* **Records for the task**:

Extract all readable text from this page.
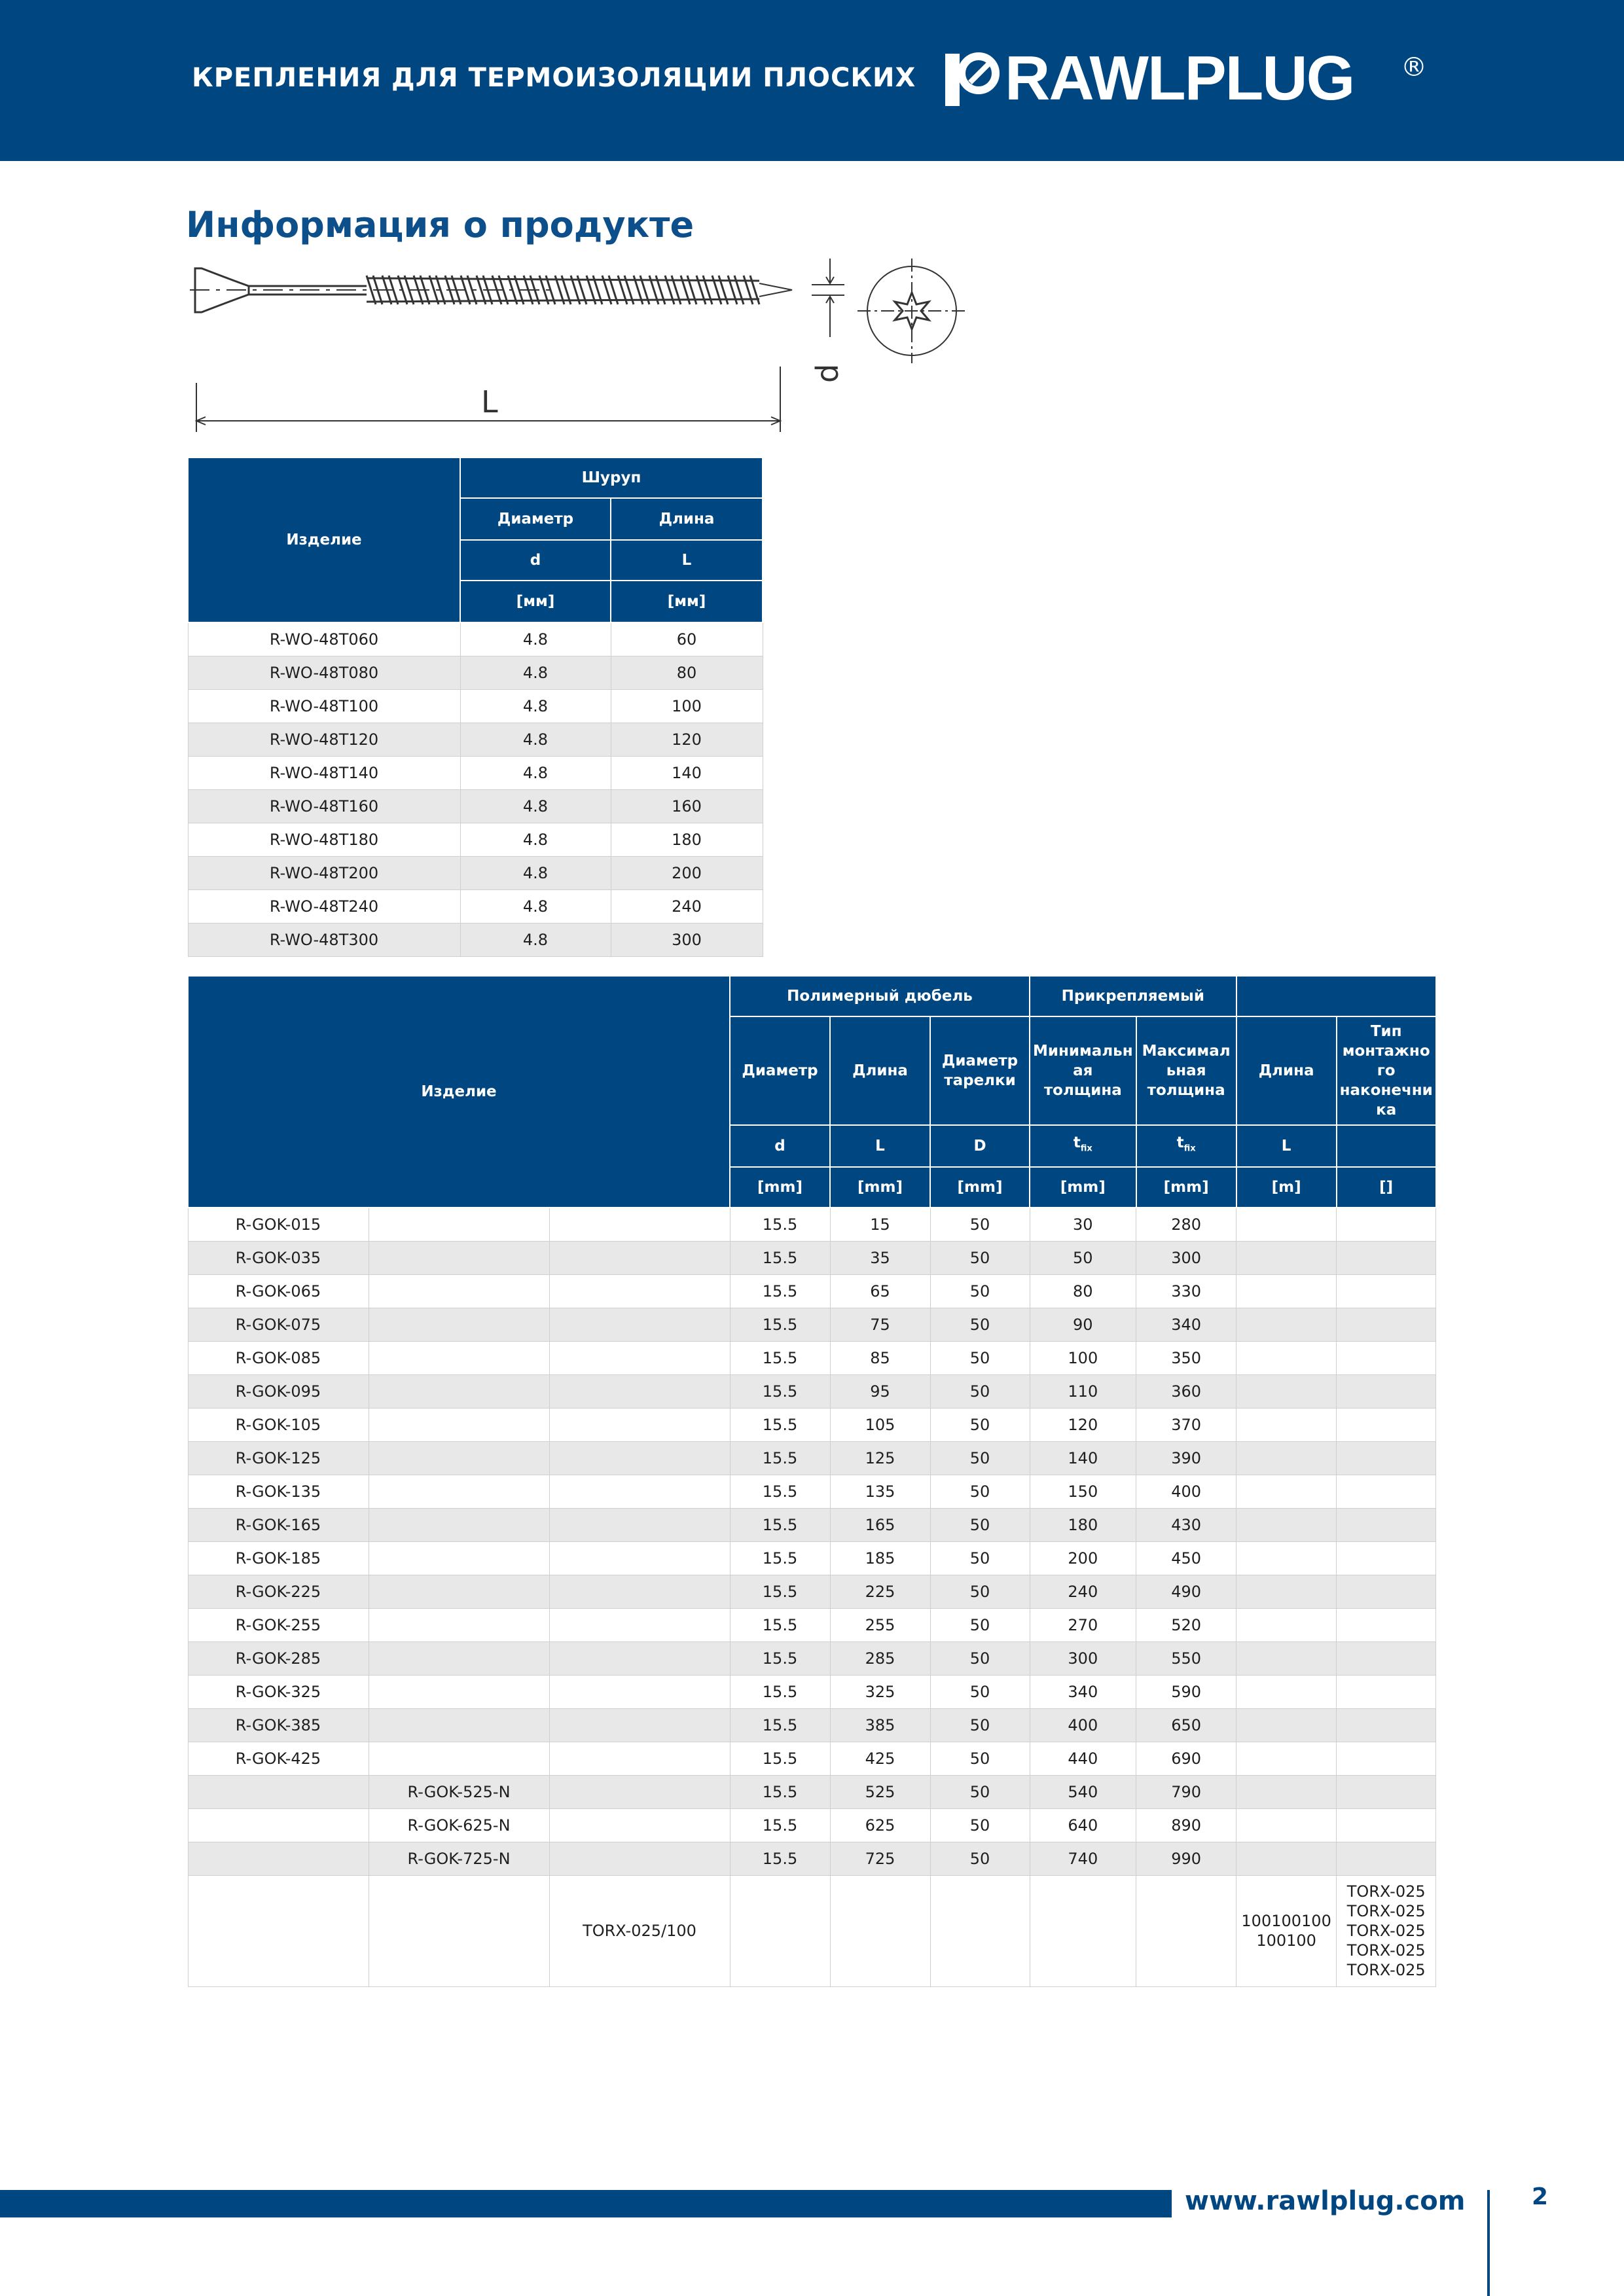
КРЕПЛЕНИЯ ДЛЯ ТЕРМОИЗОЛЯЦИИ ПЛОСКИХ RAWLPLUG ®
Информация о продукте
L
d
Изделие	Шуруп	
	Диаметр	Длина
	d	L
	[мм]	[мм]
R-WO-48T060	4.8	60
R-WO-48T080	4.8	80
R-WO-48T100	4.8	100
R-WO-48T120	4.8	120
R-WO-48T140	4.8	140
R-WO-48T160	4.8	160
R-WO-48T180	4.8	180
R-WO-48T200	4.8	200
R-WO-48T240	4.8	240
R-WO-48T300	4.8	300
Изделие			Полимерный дюбель			Прикрепляемый			
			Диаметр	Длина	Диаметр тарелки	Минимальн ая толщина	Максимал ьная толщина	Длина	Тип монтажно го наконечни ка
			d	L	D	$t_{fix}$	$t_{fix}$	L	
			[mm]	[mm]	[mm]	[mm]	[mm]	[m]	[]
R-GOK-015			15.5	15	50	30	280		
R-GOK-035			15.5	35	50	50	300		
R-GOK-065			15.5	65	50	80	330		
R-GOK-075			15.5	75	50	90	340		
R-GOK-085			15.5	85	50	100	350		
R-GOK-095			15.5	95	50	110	360		
R-GOK-105			15.5	105	50	120	370		
R-GOK-125			15.5	125	50	140	390		
R-GOK-135			15.5	135	50	150	400		
R-GOK-165			15.5	165	50	180	430		
R-GOK-185			15.5	185	50	200	450		
R-GOK-225			15.5	225	50	240	490		
R-GOK-255			15.5	255	50	270	520		
R-GOK-285			15.5	285	50	300	550		
R-GOK-325			15.5	325	50	340	590		
R-GOK-385			15.5	385	50	400	650		
R-GOK-425			15.5	425	50	440	690		
	R-GOK-525-N		15.5	525	50	540	790		
	R-GOK-625-N		15.5	625	50	640	890		
	R-GOK-725-N		15.5	725	50	740	990		
		TORX-025/100						100100100 100100	TORX-025 TORX-025 TORX-025 TORX-025 TORX-025
www.rawlplug.com	2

* **Task to complete**:
Copy the whole of the material above exactly, but not its images.

* **Task response**:
Extract all readable text from this page.
КРЕПЛЕНИЯ ДЛЯ ТЕРМОИЗОЛЯЦИИ ПЛОСКИХ RAWLPLUG ®
Информация о продукте
L
d
Изделие	Шуруп	
	Диаметр	Длина
	d	L
	[мм]	[мм]
R-WO-48T060	4.8	60
R-WO-48T080	4.8	80
R-WO-48T100	4.8	100
R-WO-48T120	4.8	120
R-WO-48T140	4.8	140
R-WO-48T160	4.8	160
R-WO-48T180	4.8	180
R-WO-48T200	4.8	200
R-WO-48T240	4.8	240
R-WO-48T300	4.8	300
Изделие			Полимерный дюбель			Прикрепляемый			
			Диаметр	Длина	Диаметр тарелки	Минимальн ая толщина	Максимал ьная толщина	Длина	Тип монтажно го наконечни ка
			d	L	D	$t_{fix}$	$t_{fix}$	L	
			[mm]	[mm]	[mm]	[mm]	[mm]	[m]	[]
R-GOK-015			15.5	15	50	30	280		
R-GOK-035			15.5	35	50	50	300		
R-GOK-065			15.5	65	50	80	330		
R-GOK-075			15.5	75	50	90	340		
R-GOK-085			15.5	85	50	100	350		
R-GOK-095			15.5	95	50	110	360		
R-GOK-105			15.5	105	50	120	370		
R-GOK-125			15.5	125	50	140	390		
R-GOK-135			15.5	135	50	150	400		
R-GOK-165			15.5	165	50	180	430		
R-GOK-185			15.5	185	50	200	450		
R-GOK-225			15.5	225	50	240	490		
R-GOK-255			15.5	255	50	270	520		
R-GOK-285			15.5	285	50	300	550		
R-GOK-325			15.5	325	50	340	590		
R-GOK-385			15.5	385	50	400	650		
R-GOK-425			15.5	425	50	440	690		
	R-GOK-525-N		15.5	525	50	540	790		
	R-GOK-625-N		15.5	625	50	640	890		
	R-GOK-725-N		15.5	725	50	740	990		
		TORX-025/100						100100100 100100	TORX-025 TORX-025 TORX-025 TORX-025 TORX-025
www.rawlplug.com	2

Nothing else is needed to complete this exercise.